**Short task:** Please render the records starting with the line that contains "List each element" and going on through the line that contains "currency-symbol: ¥ <box>238 270 251 295</box>" as a two-column CSV with the columns input and output, one row per record. Put each field in quotation marks and replace its line breaks with spaces.

**Working data:**
— START —
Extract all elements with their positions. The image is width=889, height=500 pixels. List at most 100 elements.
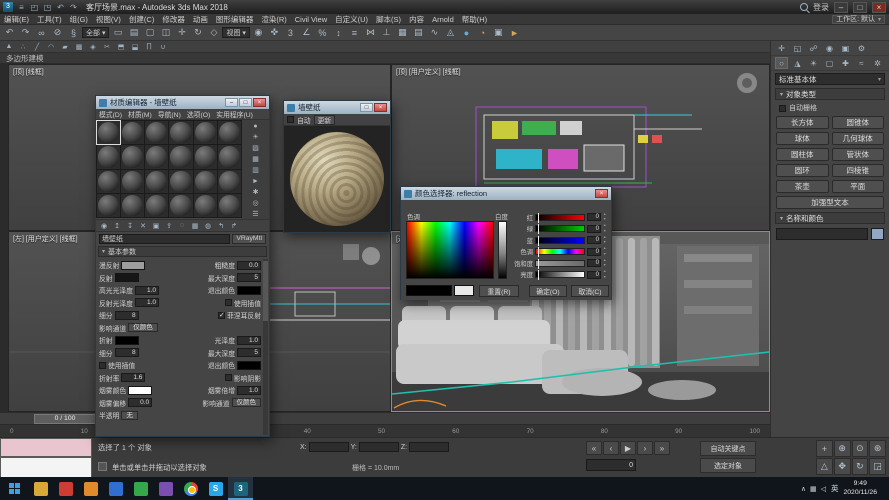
— END —
— START —
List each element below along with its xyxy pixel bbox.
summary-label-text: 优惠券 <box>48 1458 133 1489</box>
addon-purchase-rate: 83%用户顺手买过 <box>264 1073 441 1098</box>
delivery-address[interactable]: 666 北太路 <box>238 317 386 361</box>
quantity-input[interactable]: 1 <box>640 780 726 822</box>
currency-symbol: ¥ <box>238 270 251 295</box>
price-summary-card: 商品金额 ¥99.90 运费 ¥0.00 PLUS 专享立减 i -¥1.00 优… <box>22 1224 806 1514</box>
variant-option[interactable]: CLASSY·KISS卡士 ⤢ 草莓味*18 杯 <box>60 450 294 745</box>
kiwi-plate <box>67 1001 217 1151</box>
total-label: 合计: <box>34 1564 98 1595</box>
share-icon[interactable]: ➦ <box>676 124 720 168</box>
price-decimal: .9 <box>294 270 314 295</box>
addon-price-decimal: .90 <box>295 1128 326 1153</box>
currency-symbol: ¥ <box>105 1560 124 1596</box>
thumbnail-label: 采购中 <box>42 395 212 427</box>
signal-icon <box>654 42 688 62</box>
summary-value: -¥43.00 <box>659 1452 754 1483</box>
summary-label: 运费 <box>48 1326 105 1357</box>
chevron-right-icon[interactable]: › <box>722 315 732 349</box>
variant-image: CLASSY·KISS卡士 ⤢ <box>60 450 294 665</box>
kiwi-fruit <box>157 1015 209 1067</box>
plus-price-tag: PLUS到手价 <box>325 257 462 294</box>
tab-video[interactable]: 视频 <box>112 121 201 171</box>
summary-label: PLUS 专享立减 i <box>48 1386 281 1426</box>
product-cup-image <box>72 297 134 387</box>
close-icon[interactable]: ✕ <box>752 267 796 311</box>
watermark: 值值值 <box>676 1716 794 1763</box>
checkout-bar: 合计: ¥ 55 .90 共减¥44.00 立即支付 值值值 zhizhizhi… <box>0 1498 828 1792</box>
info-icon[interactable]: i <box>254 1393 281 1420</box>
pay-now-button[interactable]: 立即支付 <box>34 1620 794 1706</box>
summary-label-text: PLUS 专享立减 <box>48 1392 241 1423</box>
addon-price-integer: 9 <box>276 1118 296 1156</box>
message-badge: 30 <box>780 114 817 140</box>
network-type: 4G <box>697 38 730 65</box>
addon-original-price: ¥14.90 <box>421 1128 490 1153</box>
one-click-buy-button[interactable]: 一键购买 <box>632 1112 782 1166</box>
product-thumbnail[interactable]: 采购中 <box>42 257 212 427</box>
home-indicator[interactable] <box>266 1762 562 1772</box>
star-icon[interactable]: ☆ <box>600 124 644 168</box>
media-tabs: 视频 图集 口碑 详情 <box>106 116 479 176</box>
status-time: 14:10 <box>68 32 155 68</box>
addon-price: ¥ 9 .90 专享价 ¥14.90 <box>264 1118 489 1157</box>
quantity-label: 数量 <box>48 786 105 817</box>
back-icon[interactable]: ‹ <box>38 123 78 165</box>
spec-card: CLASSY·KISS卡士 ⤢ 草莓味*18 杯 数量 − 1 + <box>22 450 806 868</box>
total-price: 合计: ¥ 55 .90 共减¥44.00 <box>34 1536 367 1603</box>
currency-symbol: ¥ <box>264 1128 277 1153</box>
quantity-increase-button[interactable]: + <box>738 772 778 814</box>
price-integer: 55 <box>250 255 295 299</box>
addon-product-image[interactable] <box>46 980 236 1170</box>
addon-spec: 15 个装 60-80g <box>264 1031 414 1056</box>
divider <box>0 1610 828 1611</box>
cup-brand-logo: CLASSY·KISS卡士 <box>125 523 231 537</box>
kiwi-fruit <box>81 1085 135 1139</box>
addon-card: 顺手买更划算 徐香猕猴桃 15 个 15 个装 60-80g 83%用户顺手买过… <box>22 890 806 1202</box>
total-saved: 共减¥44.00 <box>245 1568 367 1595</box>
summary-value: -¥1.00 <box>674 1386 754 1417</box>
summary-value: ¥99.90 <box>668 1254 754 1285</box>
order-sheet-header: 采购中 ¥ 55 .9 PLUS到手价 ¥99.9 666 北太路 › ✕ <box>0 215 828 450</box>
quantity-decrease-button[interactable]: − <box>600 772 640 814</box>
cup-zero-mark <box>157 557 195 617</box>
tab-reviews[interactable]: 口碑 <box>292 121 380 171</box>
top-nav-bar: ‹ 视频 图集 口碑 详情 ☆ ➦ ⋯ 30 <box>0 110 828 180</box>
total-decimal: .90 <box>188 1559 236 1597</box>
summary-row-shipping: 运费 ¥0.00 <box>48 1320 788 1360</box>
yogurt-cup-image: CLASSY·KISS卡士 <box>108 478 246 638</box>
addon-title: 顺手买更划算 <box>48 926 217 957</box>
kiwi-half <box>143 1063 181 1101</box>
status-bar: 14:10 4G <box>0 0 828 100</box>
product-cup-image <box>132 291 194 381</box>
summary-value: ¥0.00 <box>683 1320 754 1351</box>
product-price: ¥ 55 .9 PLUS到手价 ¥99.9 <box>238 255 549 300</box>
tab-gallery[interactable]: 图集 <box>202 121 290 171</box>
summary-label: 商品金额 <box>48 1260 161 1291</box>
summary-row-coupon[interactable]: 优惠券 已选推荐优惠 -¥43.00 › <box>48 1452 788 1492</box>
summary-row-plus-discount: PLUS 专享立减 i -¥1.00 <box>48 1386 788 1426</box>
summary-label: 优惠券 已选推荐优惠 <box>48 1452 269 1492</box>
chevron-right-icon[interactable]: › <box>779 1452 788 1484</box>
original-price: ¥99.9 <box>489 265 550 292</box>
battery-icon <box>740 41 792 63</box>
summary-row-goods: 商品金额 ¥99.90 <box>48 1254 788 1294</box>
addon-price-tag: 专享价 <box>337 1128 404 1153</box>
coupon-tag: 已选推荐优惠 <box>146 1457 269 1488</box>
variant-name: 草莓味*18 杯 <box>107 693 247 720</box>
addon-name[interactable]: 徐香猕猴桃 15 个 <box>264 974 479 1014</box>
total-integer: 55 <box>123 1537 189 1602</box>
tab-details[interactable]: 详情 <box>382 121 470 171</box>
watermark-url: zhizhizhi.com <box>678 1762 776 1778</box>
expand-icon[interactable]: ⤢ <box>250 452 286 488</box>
— END —
— START —
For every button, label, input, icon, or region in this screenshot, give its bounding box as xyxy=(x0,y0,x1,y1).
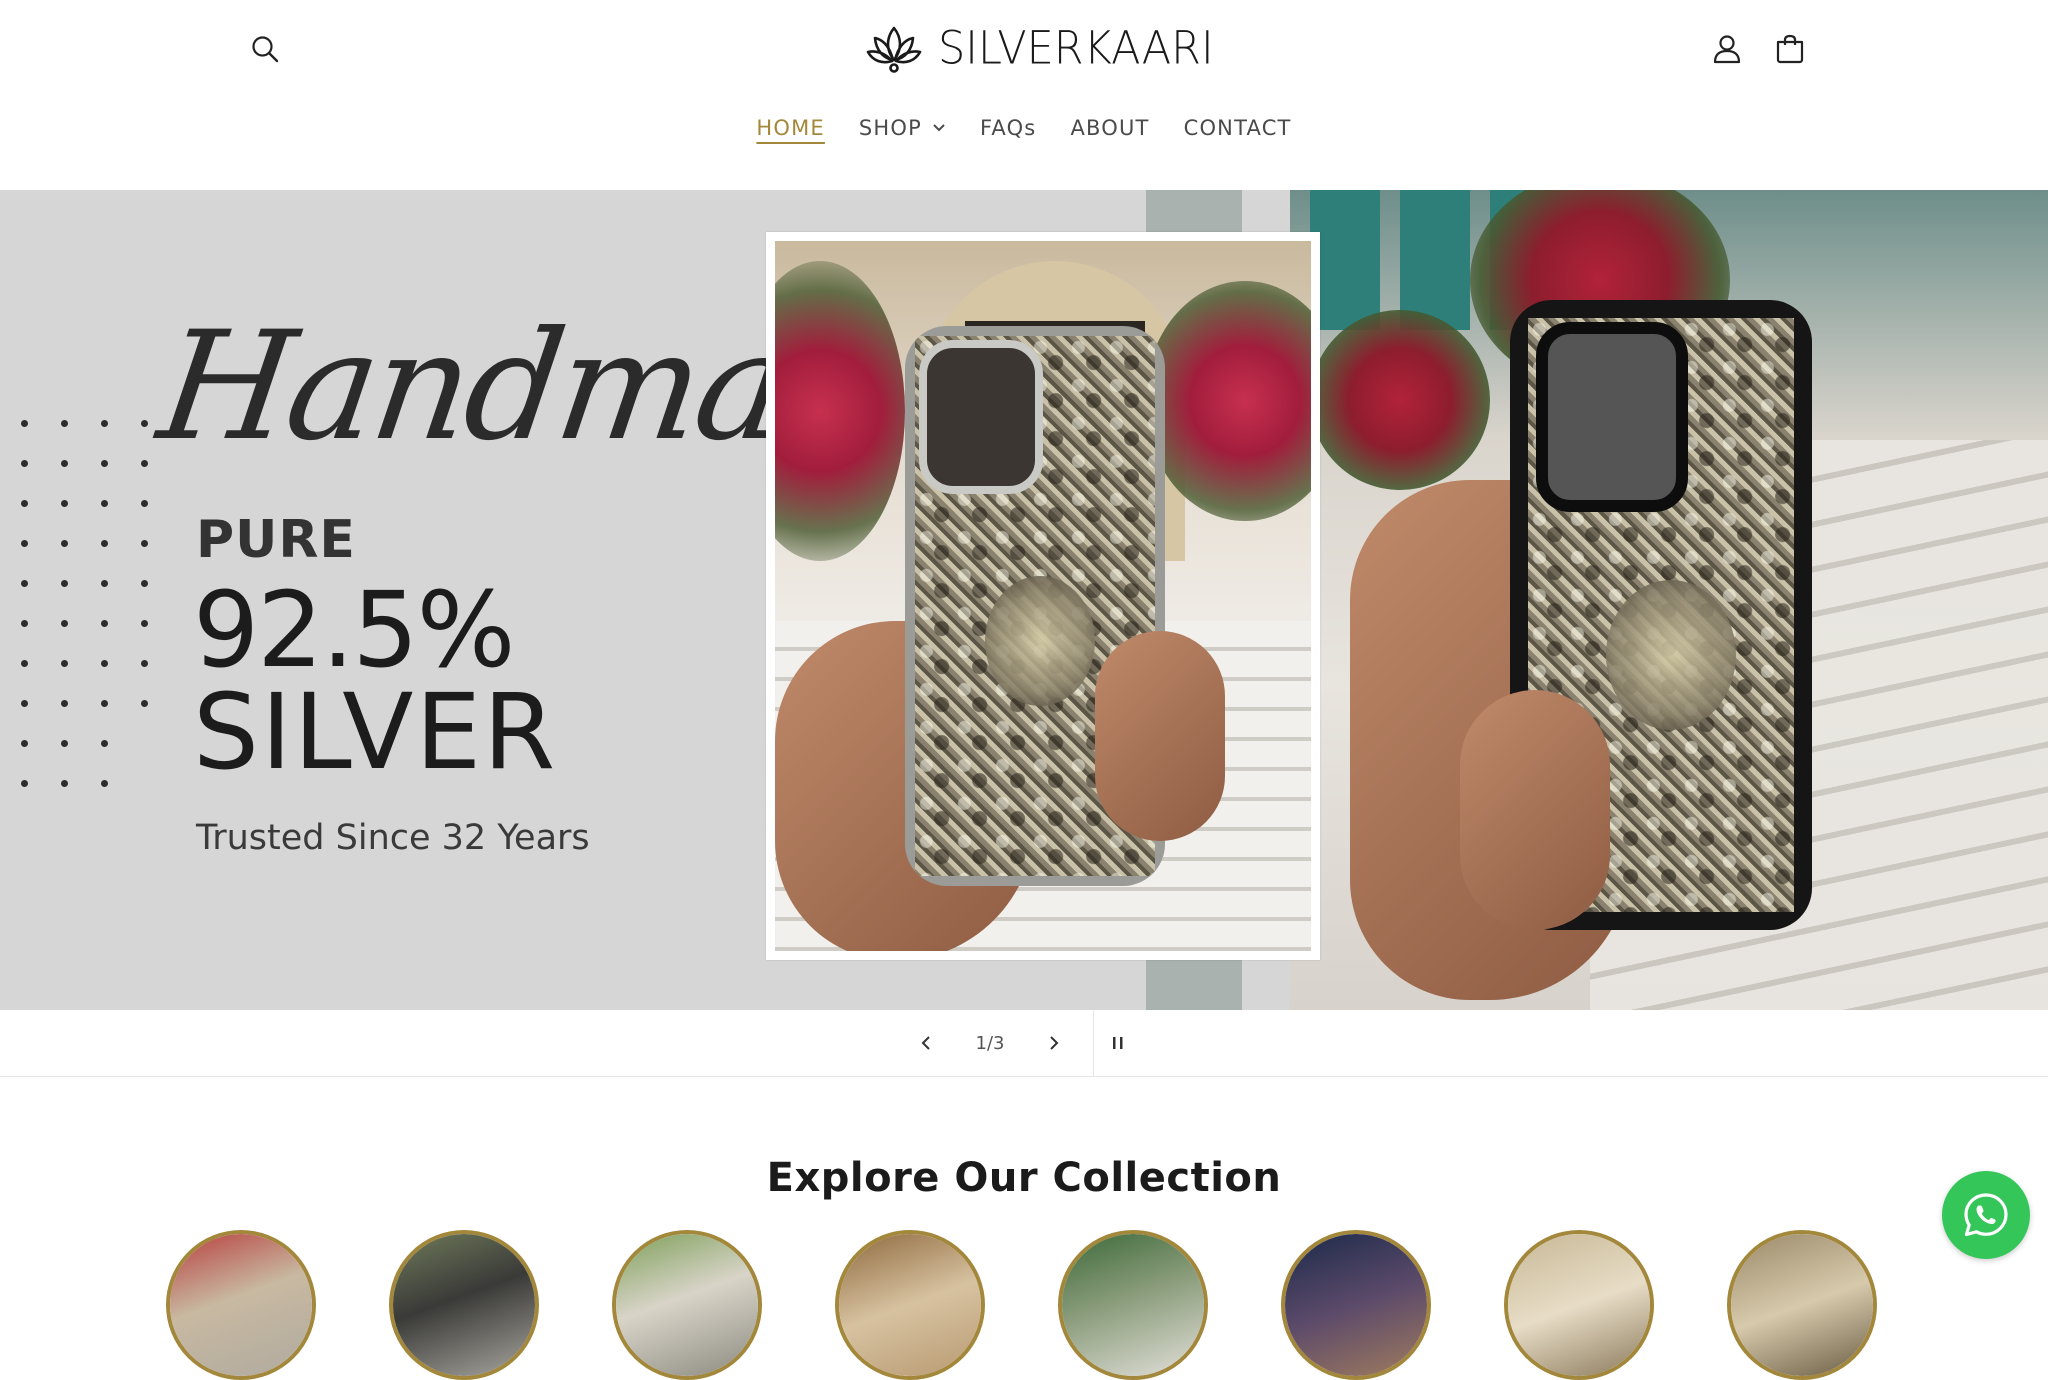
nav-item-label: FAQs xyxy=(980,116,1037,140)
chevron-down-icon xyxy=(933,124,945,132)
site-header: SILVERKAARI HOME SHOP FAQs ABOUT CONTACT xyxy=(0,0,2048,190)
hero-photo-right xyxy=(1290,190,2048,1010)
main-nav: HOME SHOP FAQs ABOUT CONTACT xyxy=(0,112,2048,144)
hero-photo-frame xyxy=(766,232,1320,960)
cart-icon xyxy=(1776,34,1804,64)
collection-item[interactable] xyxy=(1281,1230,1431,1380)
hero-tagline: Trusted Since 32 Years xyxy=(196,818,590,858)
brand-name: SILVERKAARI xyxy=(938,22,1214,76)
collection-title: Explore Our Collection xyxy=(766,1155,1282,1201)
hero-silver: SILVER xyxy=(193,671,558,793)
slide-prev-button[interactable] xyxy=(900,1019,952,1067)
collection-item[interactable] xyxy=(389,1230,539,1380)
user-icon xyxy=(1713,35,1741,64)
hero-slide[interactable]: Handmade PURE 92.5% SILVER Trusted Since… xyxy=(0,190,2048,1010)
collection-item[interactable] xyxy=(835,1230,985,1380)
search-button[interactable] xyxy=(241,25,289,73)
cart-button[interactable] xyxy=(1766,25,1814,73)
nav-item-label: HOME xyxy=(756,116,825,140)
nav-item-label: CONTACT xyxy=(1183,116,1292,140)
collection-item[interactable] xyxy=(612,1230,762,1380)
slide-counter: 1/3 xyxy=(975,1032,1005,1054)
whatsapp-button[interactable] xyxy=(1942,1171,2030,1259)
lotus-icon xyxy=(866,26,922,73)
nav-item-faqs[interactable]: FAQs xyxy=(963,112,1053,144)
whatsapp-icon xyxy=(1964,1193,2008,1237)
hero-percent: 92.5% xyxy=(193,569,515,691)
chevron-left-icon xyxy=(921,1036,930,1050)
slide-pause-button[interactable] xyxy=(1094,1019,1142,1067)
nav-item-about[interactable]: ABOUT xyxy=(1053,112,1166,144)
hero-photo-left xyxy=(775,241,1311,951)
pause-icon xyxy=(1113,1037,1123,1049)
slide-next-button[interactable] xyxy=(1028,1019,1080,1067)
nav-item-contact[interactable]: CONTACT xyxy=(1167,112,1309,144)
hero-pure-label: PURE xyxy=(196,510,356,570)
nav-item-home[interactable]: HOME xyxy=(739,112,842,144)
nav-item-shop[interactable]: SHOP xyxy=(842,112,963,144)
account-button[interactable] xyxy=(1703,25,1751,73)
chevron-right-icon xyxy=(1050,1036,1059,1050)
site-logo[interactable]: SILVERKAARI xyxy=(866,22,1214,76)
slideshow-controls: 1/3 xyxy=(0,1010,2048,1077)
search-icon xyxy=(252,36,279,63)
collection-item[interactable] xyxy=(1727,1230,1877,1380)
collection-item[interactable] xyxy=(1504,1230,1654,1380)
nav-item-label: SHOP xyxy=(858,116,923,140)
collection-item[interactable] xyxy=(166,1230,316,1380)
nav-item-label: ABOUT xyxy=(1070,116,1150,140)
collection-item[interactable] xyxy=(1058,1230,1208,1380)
— END —
**Full answer:**
input,output
"List each element below along with its xyxy pixel bbox.","summary-label-text: 优惠券 <box>48 1458 133 1489</box> addon-purchase-rate: 83%用户顺手买过 <box>264 1073 441 1098</box> delivery-address[interactable]: 666 北太路 <box>238 317 386 361</box> quantity-input[interactable]: 1 <box>640 780 726 822</box> currency-symbol: ¥ <box>238 270 251 295</box>"